# Start of Extracted data

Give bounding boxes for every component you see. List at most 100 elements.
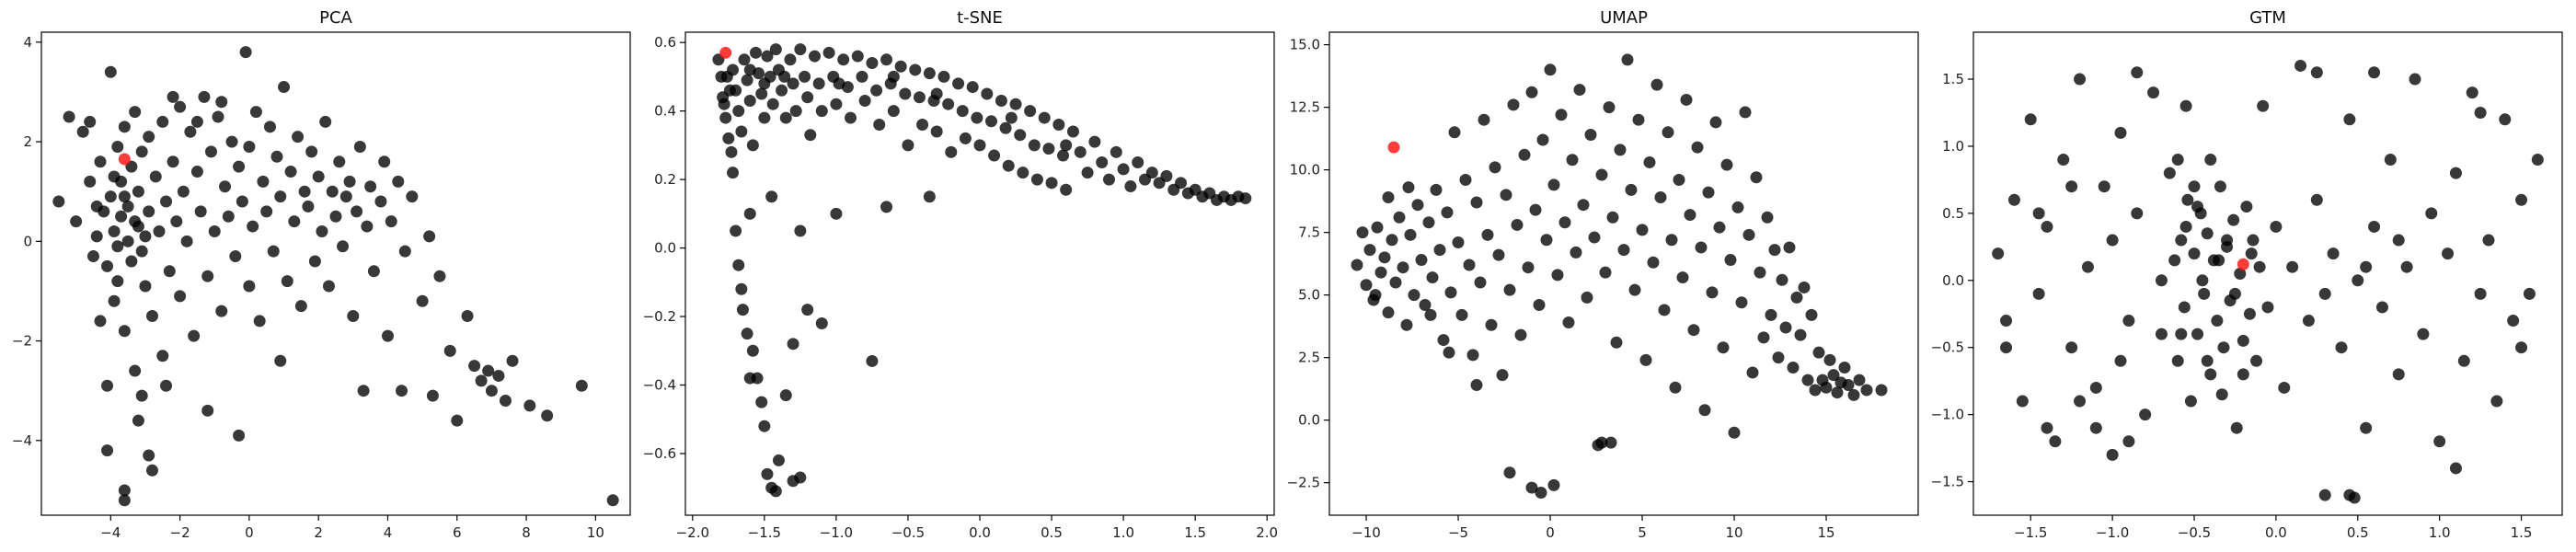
data-point [2171,354,2184,367]
data-point [322,280,335,293]
data-point [1492,248,1505,261]
data-point [118,494,131,507]
data-point [111,240,124,253]
data-point [90,200,103,213]
data-point [1496,369,1509,382]
data-point [1404,228,1417,241]
data-point [1673,173,1685,186]
y-tick-label: 0.4 [654,103,676,120]
x-tick-label: 15 [1817,524,1834,541]
data-point [90,230,103,243]
x-tick-label: −0.5 [2178,524,2211,541]
data-point [433,270,446,282]
data-point [118,121,131,133]
data-point [129,106,142,119]
data-point [1847,388,1860,401]
data-point [971,111,983,124]
y-tick-label: −1.0 [1931,407,1964,423]
data-point [1459,173,1472,186]
data-point [1735,296,1748,309]
data-point [1566,154,1579,167]
x-tick-label: 1.0 [1112,524,1134,541]
axes-frame [1972,31,2563,516]
data-point [143,131,155,144]
data-point [1455,308,1468,321]
data-point [794,471,807,484]
x-tick-label: 0.5 [2347,524,2369,541]
data-point [101,259,114,272]
data-point [333,155,346,168]
data-point [2261,301,2274,314]
data-point [1525,86,1538,98]
data-point [416,294,429,307]
data-point [1662,126,1674,139]
data-point [787,338,799,351]
data-point [132,414,144,427]
data-point [2000,341,2013,354]
data-point [1628,283,1641,296]
data-point [1809,384,1822,397]
data-point [1400,318,1413,331]
data-point [1397,261,1409,274]
data-point [720,70,733,83]
data-point [1081,167,1094,179]
data-point [347,310,360,323]
data-point [2237,368,2249,381]
data-point [2247,234,2260,247]
data-point [257,175,270,188]
data-point [1002,159,1015,172]
data-point [1536,133,1549,146]
x-tick-label: 1.0 [2429,524,2451,541]
data-point [2227,213,2240,226]
data-point [485,385,498,397]
x-tick-label: 10 [1725,524,1742,541]
data-point [2155,274,2168,287]
data-point [2179,99,2192,112]
data-point [743,207,756,220]
data-point [426,389,439,402]
data-point [326,185,339,198]
data-point [2294,59,2307,72]
data-point [2122,435,2135,448]
data-point [2041,220,2053,233]
data-point [2318,287,2331,300]
data-point [1503,466,1516,479]
x-tick-label: 1.5 [1184,524,1206,541]
data-point [104,65,117,78]
data-point [236,195,248,208]
data-point [160,195,173,208]
data-point [937,70,950,83]
data-point [298,185,311,198]
scatter-points [712,43,1252,498]
x-tick-label: 0.5 [1041,524,1063,541]
data-point [988,149,1001,162]
data-point [2368,66,2381,79]
data-point [1599,266,1612,279]
data-point [1470,196,1483,209]
data-point [1441,206,1454,219]
data-point [135,389,148,402]
scatter-points [1992,59,2544,504]
data-point [1547,178,1560,191]
data-point [212,110,224,123]
data-point [2250,354,2263,367]
data-point [1831,386,1844,399]
data-point [1102,173,1115,186]
data-point [94,155,107,168]
data-point [1066,125,1079,138]
data-point [2392,234,2405,247]
highlight-point [118,153,131,166]
y-tick-label: 10.0 [1290,162,1320,178]
data-point [1595,436,1608,449]
data-point [1360,279,1373,292]
data-point [736,304,749,316]
data-point [139,230,152,243]
data-point [1540,234,1553,247]
data-point [125,255,138,268]
data-point [2114,126,2127,139]
data-point [143,205,155,218]
x-tick-label: 6 [453,524,462,541]
data-point [2352,274,2364,287]
data-point [981,87,994,100]
data-point [1617,244,1630,257]
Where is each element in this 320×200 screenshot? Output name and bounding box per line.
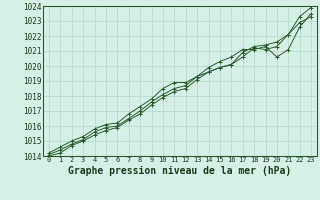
X-axis label: Graphe pression niveau de la mer (hPa): Graphe pression niveau de la mer (hPa) (68, 166, 292, 176)
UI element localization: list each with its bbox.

# End of Extracted data

#### Instructions to follow:
Write out the records above word for word, omitting the pictures.

#### Completed exercise:
Give bounding boxes for every component you see. List at most 100 elements.
data-point [2171,354,2184,367]
data-point [322,280,335,293]
data-point [1492,248,1505,261]
data-point [118,494,131,507]
data-point [111,240,124,253]
data-point [90,200,103,213]
data-point [1496,369,1509,382]
data-point [1404,228,1417,241]
data-point [1673,173,1685,186]
y-tick-label: 0.4 [654,103,676,120]
x-tick-label: 15 [1817,524,1834,541]
data-point [90,230,103,243]
x-tick-label: −0.5 [2178,524,2211,541]
data-point [433,270,446,282]
data-point [118,121,131,133]
data-point [129,106,142,119]
data-point [1847,388,1860,401]
data-point [971,111,983,124]
y-tick-label: −1.0 [1931,407,1964,423]
data-point [1459,173,1472,186]
data-point [1735,296,1748,309]
data-point [1566,154,1579,167]
x-tick-label: 1.0 [1112,524,1134,541]
axes-frame [1972,31,2563,516]
data-point [143,131,155,144]
data-point [1455,308,1468,321]
data-point [794,471,807,484]
x-tick-label: 0.5 [2347,524,2369,541]
data-point [101,259,114,272]
data-point [333,155,346,168]
data-point [2261,301,2274,314]
data-point [1525,86,1538,98]
data-point [416,294,429,307]
data-point [1662,126,1674,139]
data-point [787,338,799,351]
data-point [132,414,144,427]
data-point [2000,341,2013,354]
data-point [1628,283,1641,296]
data-point [1809,384,1822,397]
data-point [1400,318,1413,331]
data-point [1397,261,1409,274]
data-point [720,70,733,83]
data-point [1081,167,1094,179]
data-point [347,310,360,323]
data-point [2237,368,2249,381]
data-point [2247,234,2260,247]
data-point [257,175,270,188]
data-point [1002,159,1015,172]
data-point [1536,133,1549,146]
x-tick-label: 1.0 [2429,524,2451,541]
data-point [2227,213,2240,226]
data-point [485,385,498,397]
x-tick-label: 10 [1725,524,1742,541]
data-point [2155,274,2168,287]
data-point [2179,99,2192,112]
data-point [743,207,756,220]
data-point [426,389,439,402]
data-point [326,185,339,198]
data-point [2294,59,2307,72]
data-point [2122,435,2135,448]
data-point [2041,220,2053,233]
data-point [2318,287,2331,300]
data-point [1503,466,1516,479]
x-tick-label: 1.5 [1184,524,1206,541]
data-point [104,65,117,78]
data-point [236,195,248,208]
data-point [160,195,173,208]
data-point [937,70,950,83]
data-point [298,185,311,198]
scatter-points [712,43,1252,498]
x-tick-label: 0.5 [1041,524,1063,541]
data-point [988,149,1001,162]
data-point [2368,66,2381,79]
data-point [1599,266,1612,279]
data-point [1470,196,1483,209]
data-point [1441,206,1454,219]
data-point [135,389,148,402]
scatter-points [1992,59,2544,504]
data-point [1547,178,1560,191]
data-point [212,110,224,123]
data-point [2250,354,2263,367]
data-point [1831,386,1844,399]
data-point [1102,173,1115,186]
data-point [94,155,107,168]
data-point [1066,125,1079,138]
data-point [2392,234,2405,247]
highlight-point [118,153,131,166]
y-tick-label: 10.0 [1290,162,1320,178]
data-point [1595,436,1608,449]
data-point [1360,279,1373,292]
data-point [736,304,749,316]
data-point [139,230,152,243]
data-point [1540,234,1553,247]
data-point [125,255,138,268]
data-point [2114,126,2127,139]
data-point [143,205,155,218]
x-tick-label: 6 [453,524,462,541]
data-point [2352,274,2364,287]
data-point [981,87,994,100]
data-point [1617,244,1630,257]
Where is each element in this 320×200 screenshot? Output name and bounding box per line.
X-axis label: Graphe pression niveau de la mer (hPa): Graphe pression niveau de la mer (hPa) (68, 166, 292, 176)
UI element localization: list each with its bbox.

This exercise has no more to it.